## [DIRECTIONS]
Using the data beneath, show every line that includes the word "coordinate".

(Records about charts and figures)
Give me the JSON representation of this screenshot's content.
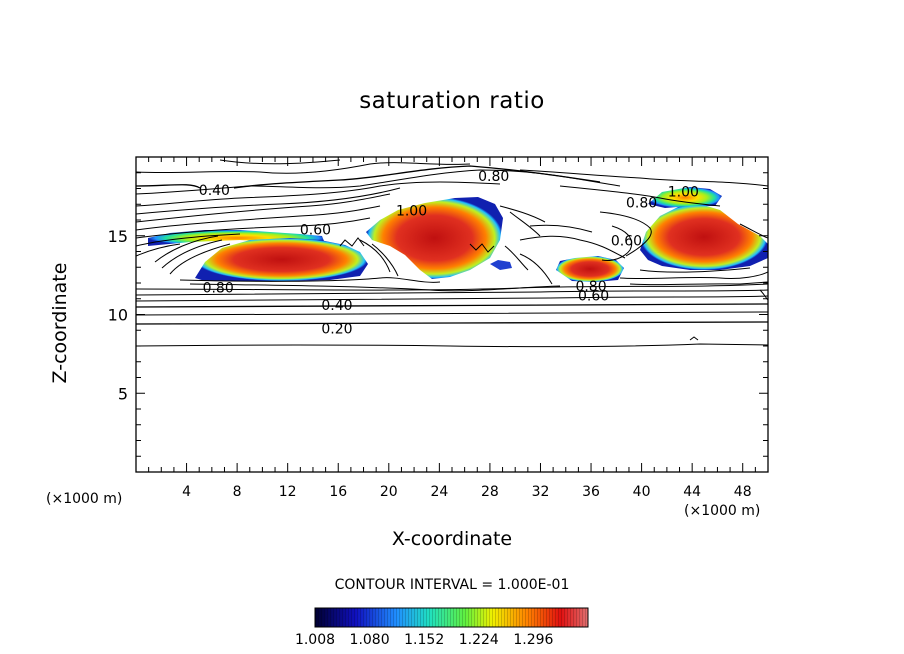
{
  "title": "saturation ratio",
  "chart_data": {
    "type": "heatmap",
    "title": "saturation ratio",
    "xlabel": "X-coordinate",
    "ylabel": "Z-coordinate",
    "x_unit": "(×1000 m)",
    "xlim": [
      0,
      50
    ],
    "ylim": [
      0,
      20
    ],
    "x_ticks": [
      "4",
      "8",
      "12",
      "16",
      "20",
      "24",
      "28",
      "32",
      "36",
      "40",
      "44",
      "48"
    ],
    "y_ticks": [
      "5",
      "10",
      "15"
    ],
    "contour_labels": [
      {
        "text": "0.40",
        "x": 6.2,
        "z": 17.9
      },
      {
        "text": "0.80",
        "x": 28.3,
        "z": 18.8
      },
      {
        "text": "0.60",
        "x": 14.2,
        "z": 15.4
      },
      {
        "text": "1.00",
        "x": 21.8,
        "z": 16.6
      },
      {
        "text": "0.80",
        "x": 40.0,
        "z": 17.1
      },
      {
        "text": "1.00",
        "x": 43.3,
        "z": 17.8
      },
      {
        "text": "0.60",
        "x": 38.8,
        "z": 14.7
      },
      {
        "text": "0.80",
        "x": 6.5,
        "z": 11.7
      },
      {
        "text": "0.40",
        "x": 15.9,
        "z": 10.6
      },
      {
        "text": "0.20",
        "x": 15.9,
        "z": 9.1
      },
      {
        "text": "0.80",
        "x": 36.0,
        "z": 11.8
      },
      {
        "text": "0.60",
        "x": 36.2,
        "z": 11.2
      }
    ],
    "contour_interval": "CONTOUR INTERVAL = 1.000E-01",
    "colorbar": {
      "ticks": [
        "1.008",
        "1.080",
        "1.152",
        "1.224",
        "1.296"
      ],
      "colors": [
        "#000040",
        "#0000a0",
        "#1040ff",
        "#20a0ff",
        "#20e0c0",
        "#40f040",
        "#a0f020",
        "#f0f000",
        "#ffa000",
        "#ff3000",
        "#d01010",
        "#e06060"
      ]
    }
  },
  "labels": {
    "xunit_left": "(×1000 m)",
    "xunit_right": "(×1000 m)"
  }
}
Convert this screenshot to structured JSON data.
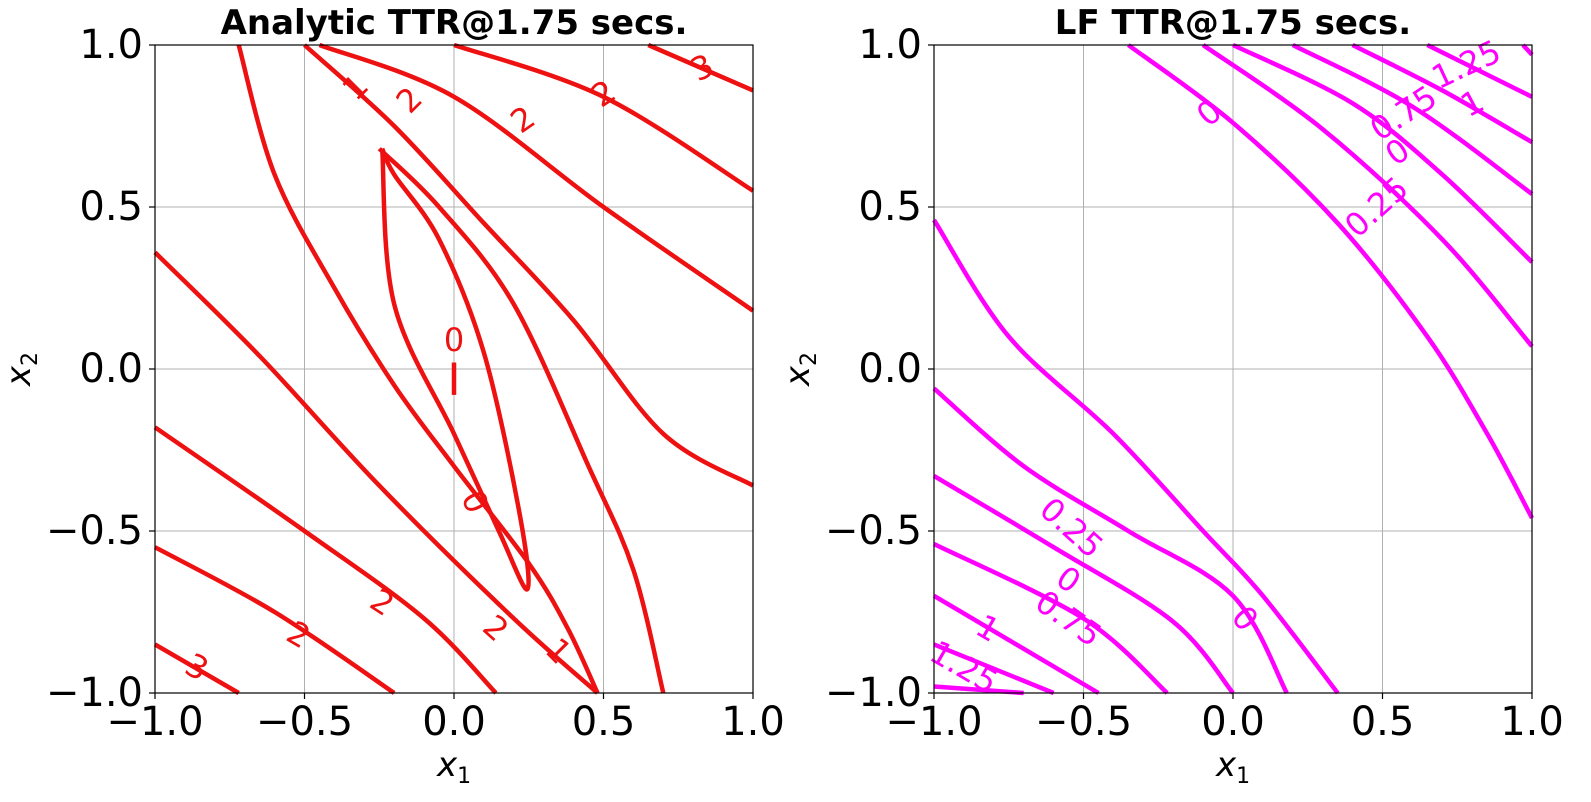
{
  "chart_data": [
    {
      "type": "contour",
      "title": "Analytic TTR@1.75 secs.",
      "xlabel": "x",
      "xlabel_sub": "1",
      "ylabel": "x",
      "ylabel_sub": "2",
      "xlim": [
        -1.0,
        1.0
      ],
      "ylim": [
        -1.0,
        1.0
      ],
      "xticks": [
        "−1.0",
        "−0.5",
        "0.0",
        "0.5",
        "1.0"
      ],
      "yticks": [
        "1.0",
        "0.5",
        "0.0",
        "−0.5",
        "−1.0"
      ],
      "grid": true,
      "line_color": "#ee1111",
      "contours": [
        {
          "level": "3",
          "points": [
            [
              -1.0,
              -0.85
            ],
            [
              -0.72,
              -1.0
            ]
          ]
        },
        {
          "level": "2",
          "points": [
            [
              -1.0,
              -0.55
            ],
            [
              -0.6,
              -0.75
            ],
            [
              -0.2,
              -1.0
            ]
          ]
        },
        {
          "level": "2",
          "points": [
            [
              -1.0,
              -0.18
            ],
            [
              -0.5,
              -0.5
            ],
            [
              -0.1,
              -0.77
            ],
            [
              0.14,
              -1.0
            ]
          ]
        },
        {
          "level": "1",
          "points": [
            [
              -1.0,
              0.36
            ],
            [
              -0.65,
              0.04
            ],
            [
              -0.25,
              -0.36
            ],
            [
              0.2,
              -0.77
            ],
            [
              0.48,
              -1.0
            ]
          ]
        },
        {
          "level": "0",
          "points": [
            [
              -0.24,
              0.68
            ],
            [
              -0.2,
              0.6
            ],
            [
              -0.05,
              0.4
            ],
            [
              0.1,
              0.05
            ],
            [
              0.22,
              -0.45
            ],
            [
              0.245,
              -0.68
            ],
            [
              0.15,
              -0.5
            ],
            [
              0.0,
              -0.2
            ],
            [
              -0.2,
              0.2
            ],
            [
              -0.24,
              0.68
            ]
          ]
        },
        {
          "level": "0",
          "points": [
            [
              0.0,
              0.02
            ],
            [
              0.0,
              -0.08
            ]
          ]
        },
        {
          "level": "1",
          "points": [
            [
              -0.72,
              1.0
            ],
            [
              -0.6,
              0.6
            ],
            [
              -0.4,
              0.25
            ],
            [
              -0.2,
              -0.05
            ],
            [
              0.0,
              -0.3
            ],
            [
              0.25,
              -0.6
            ],
            [
              0.38,
              -0.8
            ],
            [
              0.48,
              -1.0
            ]
          ]
        },
        {
          "level": "",
          "points": [
            [
              -0.25,
              0.68
            ],
            [
              -0.05,
              0.5
            ],
            [
              0.2,
              0.2
            ],
            [
              0.45,
              -0.3
            ],
            [
              0.6,
              -0.62
            ],
            [
              0.7,
              -1.0
            ]
          ]
        },
        {
          "level": "2",
          "points": [
            [
              -0.5,
              1.0
            ],
            [
              -0.2,
              0.75
            ],
            [
              0.1,
              0.45
            ],
            [
              0.4,
              0.15
            ],
            [
              0.7,
              -0.2
            ],
            [
              1.0,
              -0.36
            ]
          ]
        },
        {
          "level": "2",
          "points": [
            [
              -0.45,
              1.0
            ],
            [
              0.0,
              0.84
            ],
            [
              0.5,
              0.5
            ],
            [
              1.0,
              0.18
            ]
          ]
        },
        {
          "level": "2",
          "points": [
            [
              0.0,
              1.0
            ],
            [
              0.5,
              0.84
            ],
            [
              1.0,
              0.55
            ]
          ]
        },
        {
          "level": "3",
          "points": [
            [
              0.65,
              1.0
            ],
            [
              1.0,
              0.86
            ]
          ]
        }
      ],
      "contour_labels": [
        {
          "text": "3",
          "x": -0.86,
          "y": -0.92,
          "angle": 28
        },
        {
          "text": "2",
          "x": -0.52,
          "y": -0.82,
          "angle": 30
        },
        {
          "text": "2",
          "x": -0.24,
          "y": -0.72,
          "angle": 33
        },
        {
          "text": "2",
          "x": 0.14,
          "y": -0.8,
          "angle": 42
        },
        {
          "text": "1",
          "x": 0.35,
          "y": -0.87,
          "angle": 45
        },
        {
          "text": "0",
          "x": 0.07,
          "y": -0.41,
          "angle": 65
        },
        {
          "text": "0",
          "x": 0.0,
          "y": 0.09,
          "angle": 0
        },
        {
          "text": "1",
          "x": -0.33,
          "y": 0.87,
          "angle": -45
        },
        {
          "text": "2",
          "x": -0.15,
          "y": 0.83,
          "angle": -45
        },
        {
          "text": "2",
          "x": 0.23,
          "y": 0.77,
          "angle": -35
        },
        {
          "text": "2",
          "x": 0.5,
          "y": 0.85,
          "angle": -33
        },
        {
          "text": "3",
          "x": 0.83,
          "y": 0.93,
          "angle": -26
        }
      ]
    },
    {
      "type": "contour",
      "title": "LF TTR@1.75 secs.",
      "xlabel": "x",
      "xlabel_sub": "1",
      "ylabel": "x",
      "ylabel_sub": "2",
      "xlim": [
        -1.0,
        1.0
      ],
      "ylim": [
        -1.0,
        1.0
      ],
      "xticks": [
        "−1.0",
        "−0.5",
        "0.0",
        "0.5",
        "1.0"
      ],
      "yticks": [
        "1.0",
        "0.5",
        "0.0",
        "−0.5",
        "−1.0"
      ],
      "grid": true,
      "line_color": "#ff00ff",
      "contours": [
        {
          "level": "1.25",
          "points": [
            [
              -1.0,
              -0.98
            ],
            [
              -0.7,
              -1.0
            ]
          ]
        },
        {
          "level": "1",
          "points": [
            [
              -1.0,
              -0.85
            ],
            [
              -0.6,
              -1.0
            ]
          ]
        },
        {
          "level": "1",
          "points": [
            [
              -1.0,
              -0.7
            ],
            [
              -0.45,
              -1.0
            ]
          ]
        },
        {
          "level": "0.75",
          "points": [
            [
              -1.0,
              -0.54
            ],
            [
              -0.5,
              -0.77
            ],
            [
              -0.22,
              -1.0
            ]
          ]
        },
        {
          "level": "0",
          "points": [
            [
              -1.0,
              -0.33
            ],
            [
              -0.6,
              -0.55
            ],
            [
              -0.2,
              -0.78
            ],
            [
              0.0,
              -1.0
            ]
          ]
        },
        {
          "level": "0.25",
          "points": [
            [
              -1.0,
              -0.06
            ],
            [
              -0.7,
              -0.3
            ],
            [
              -0.35,
              -0.5
            ],
            [
              0.0,
              -0.7
            ],
            [
              0.18,
              -1.0
            ]
          ]
        },
        {
          "level": "0",
          "points": [
            [
              -1.0,
              0.46
            ],
            [
              -0.75,
              0.1
            ],
            [
              -0.4,
              -0.2
            ],
            [
              -0.1,
              -0.5
            ],
            [
              0.1,
              -0.7
            ],
            [
              0.35,
              -1.0
            ]
          ]
        },
        {
          "level": "0",
          "points": [
            [
              -0.35,
              1.0
            ],
            [
              0.0,
              0.76
            ],
            [
              0.35,
              0.45
            ],
            [
              0.65,
              0.1
            ],
            [
              0.85,
              -0.2
            ],
            [
              1.0,
              -0.46
            ]
          ]
        },
        {
          "level": "0.25",
          "points": [
            [
              -0.1,
              1.0
            ],
            [
              0.3,
              0.74
            ],
            [
              0.7,
              0.4
            ],
            [
              1.0,
              0.07
            ]
          ]
        },
        {
          "level": "0",
          "points": [
            [
              0.0,
              1.0
            ],
            [
              0.4,
              0.82
            ],
            [
              0.7,
              0.6
            ],
            [
              1.0,
              0.33
            ]
          ]
        },
        {
          "level": "0.75",
          "points": [
            [
              0.2,
              1.0
            ],
            [
              0.6,
              0.81
            ],
            [
              1.0,
              0.54
            ]
          ]
        },
        {
          "level": "1",
          "points": [
            [
              0.4,
              1.0
            ],
            [
              0.7,
              0.86
            ],
            [
              1.0,
              0.7
            ]
          ]
        },
        {
          "level": "1.25",
          "points": [
            [
              0.65,
              1.0
            ],
            [
              1.0,
              0.84
            ]
          ]
        },
        {
          "level": "",
          "points": [
            [
              0.97,
              1.0
            ],
            [
              1.0,
              0.97
            ]
          ]
        }
      ],
      "contour_labels": [
        {
          "text": "1.25",
          "x": -0.9,
          "y": -0.92,
          "angle": 30
        },
        {
          "text": "1",
          "x": -0.82,
          "y": -0.8,
          "angle": 30
        },
        {
          "text": "0.75",
          "x": -0.55,
          "y": -0.77,
          "angle": 35
        },
        {
          "text": "0",
          "x": -0.55,
          "y": -0.65,
          "angle": 35
        },
        {
          "text": "0.25",
          "x": -0.54,
          "y": -0.49,
          "angle": 42
        },
        {
          "text": "0",
          "x": 0.04,
          "y": -0.77,
          "angle": 50
        },
        {
          "text": "0",
          "x": -0.08,
          "y": 0.79,
          "angle": -40
        },
        {
          "text": "0.25",
          "x": 0.48,
          "y": 0.5,
          "angle": -42
        },
        {
          "text": "0",
          "x": 0.55,
          "y": 0.67,
          "angle": -35
        },
        {
          "text": "0.75",
          "x": 0.57,
          "y": 0.79,
          "angle": -33
        },
        {
          "text": "1",
          "x": 0.8,
          "y": 0.82,
          "angle": -28
        },
        {
          "text": "1.25",
          "x": 0.78,
          "y": 0.94,
          "angle": -25
        }
      ]
    }
  ]
}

## [SOLUTION FOR THIS TASK]
    "xlabel": "X-coordinate",
    "ylabel": "Z-coordinate",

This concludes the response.